Provided records:
## BEGIN
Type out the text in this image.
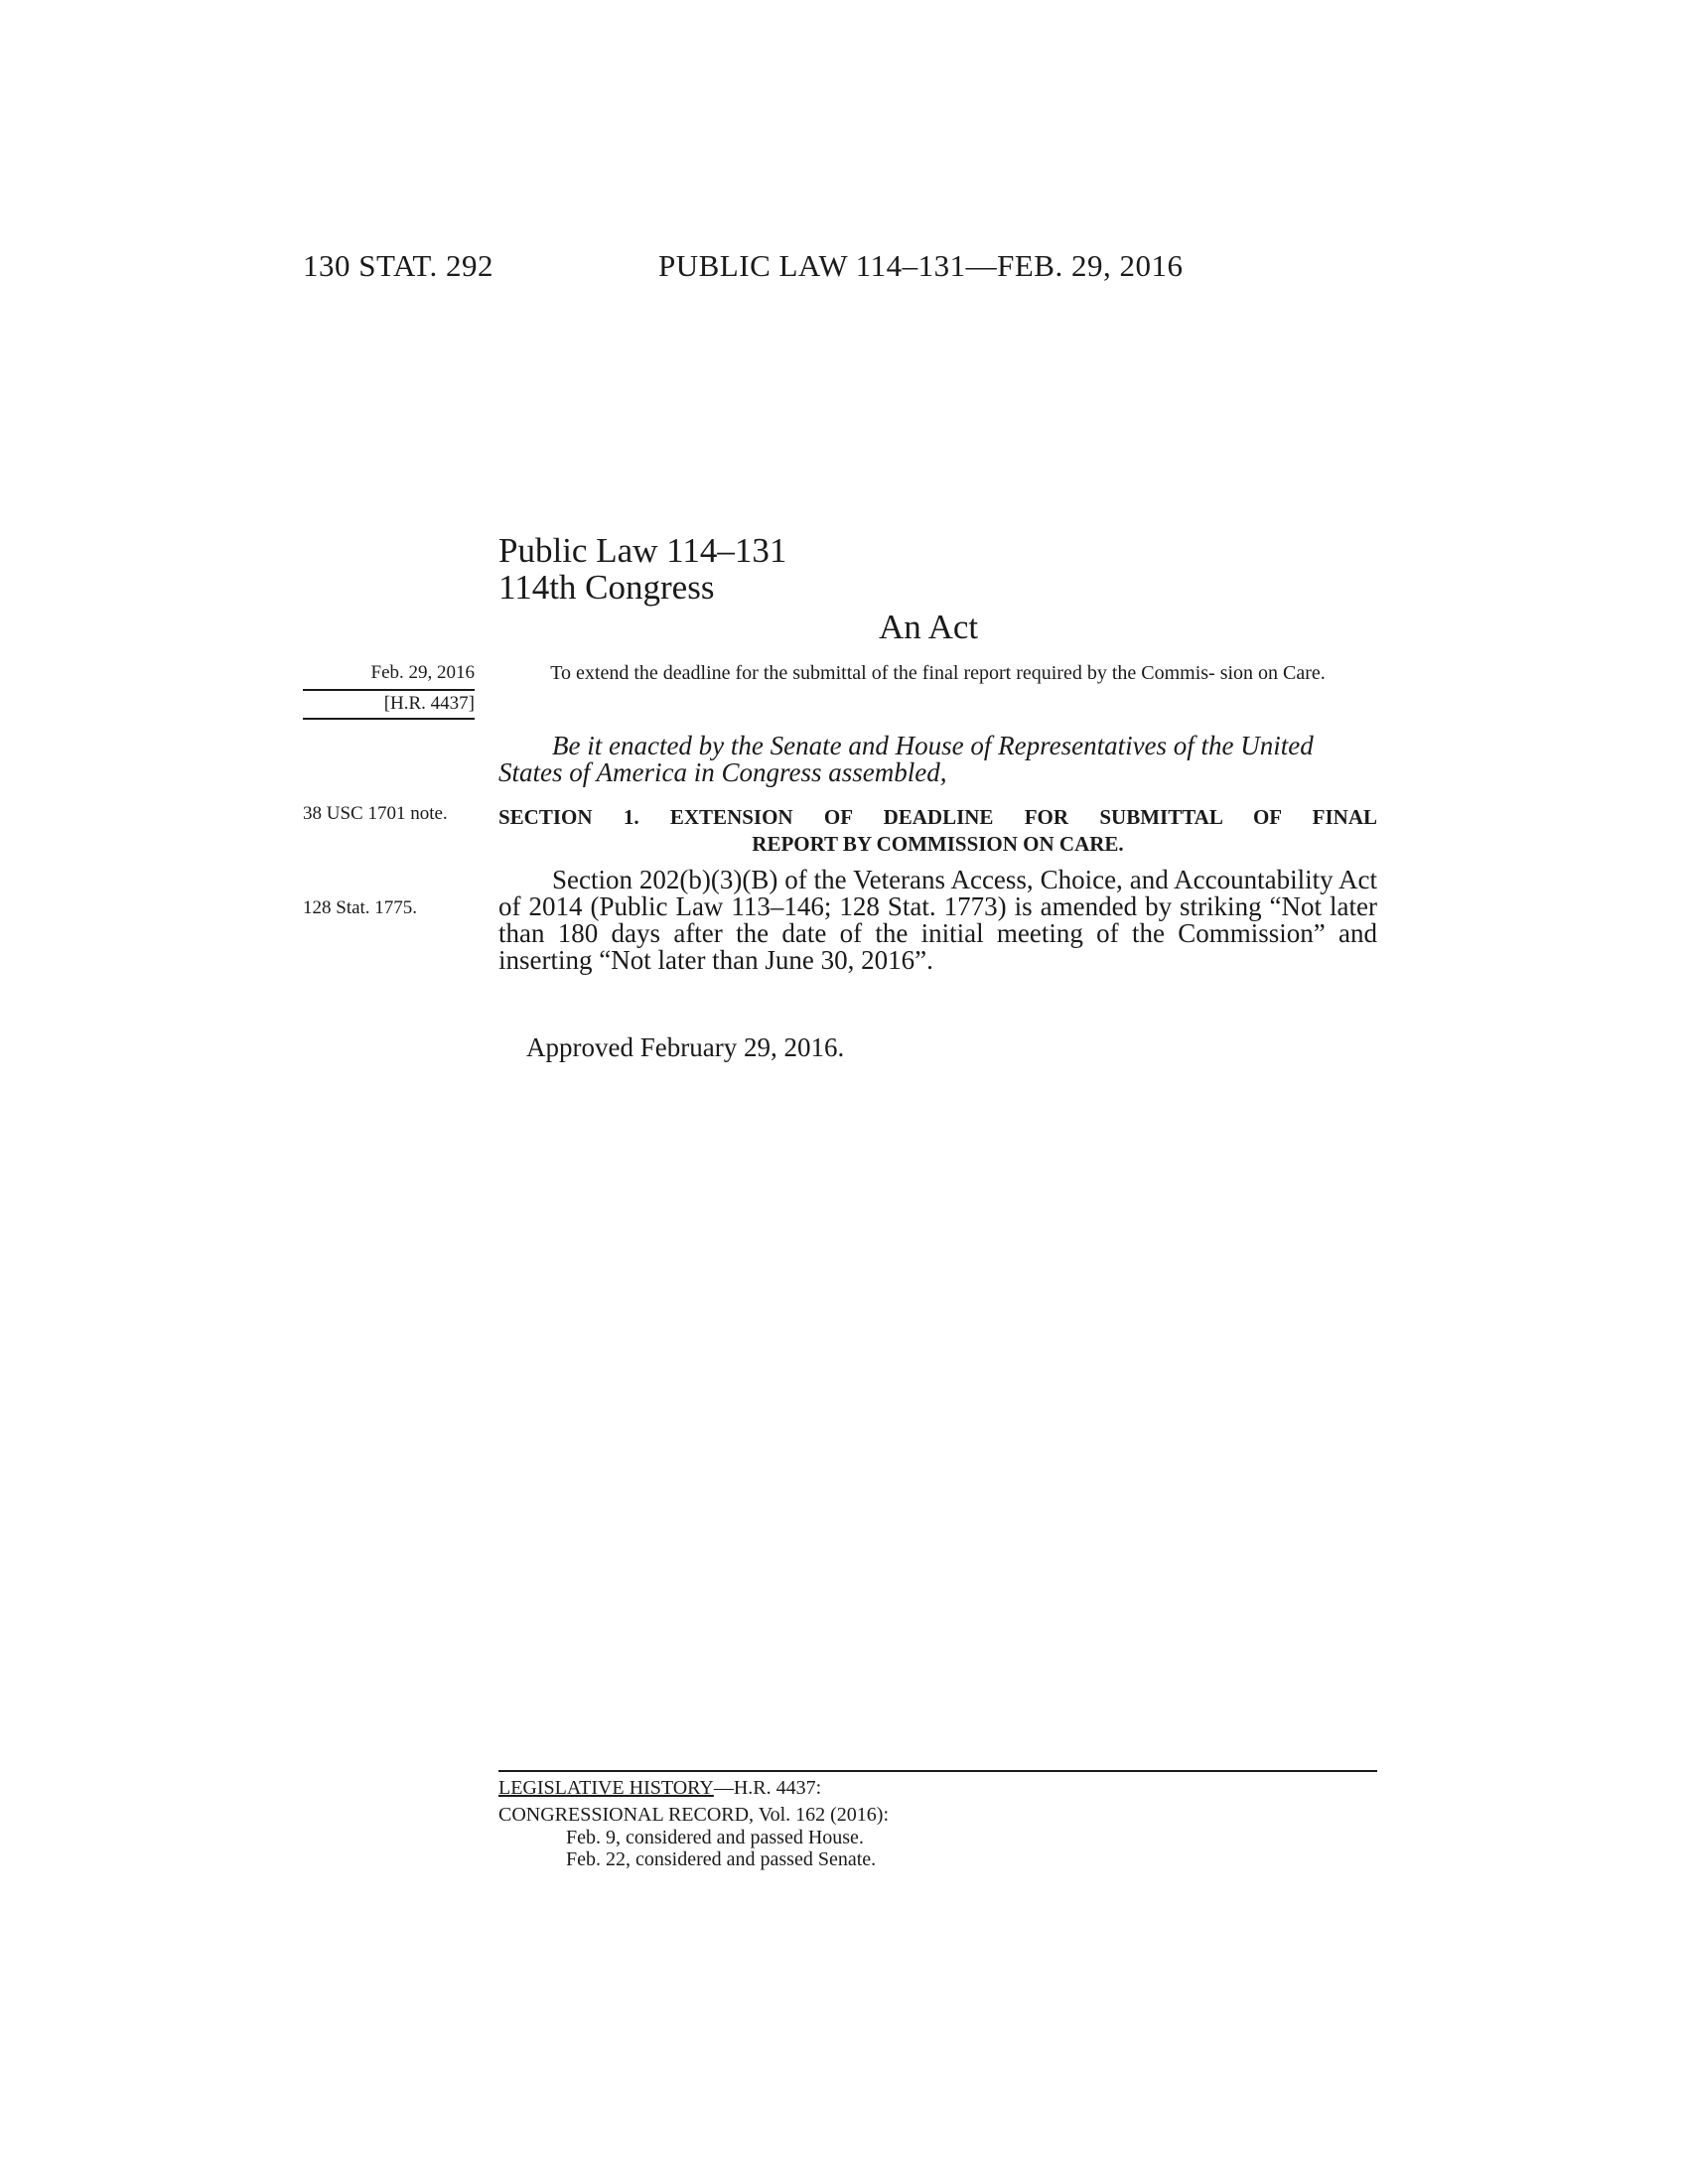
130 STAT. 292	PUBLIC LAW 114–131—FEB. 29, 2016
Public Law 114–131
114th Congress
An Act
Feb. 29, 2016
[H.R. 4437]
To extend the deadline for the submittal of the final report required by the Commis- sion on Care.
Be it enacted by the Senate and House of Representatives of the United States of America in Congress assembled,
38 USC 1701 note. SECTION 1. EXTENSION OF DEADLINE FOR SUBMITTAL OF FINAL
REPORT BY COMMISSION ON CARE.
128 Stat. 1775.
Section 202(b)(3)(B) of the Veterans Access, Choice, and Accountability Act of 2014 (Public Law 113–146; 128 Stat. 1773) is amended by striking “Not later than 180 days after the date of the initial meeting of the Commission” and inserting “Not later than June 30, 2016”.
Approved February 29, 2016.
LEGISLATIVE HISTORY—H.R. 4437:
CONGRESSIONAL RECORD, Vol. 162 (2016):
Feb. 9, considered and passed House.
Feb. 22, considered and passed Senate.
## END
Keep only the lines that hold the string "passed", and copy them out.

Feb. 9, considered and passed House.
Feb. 22, considered and passed Senate.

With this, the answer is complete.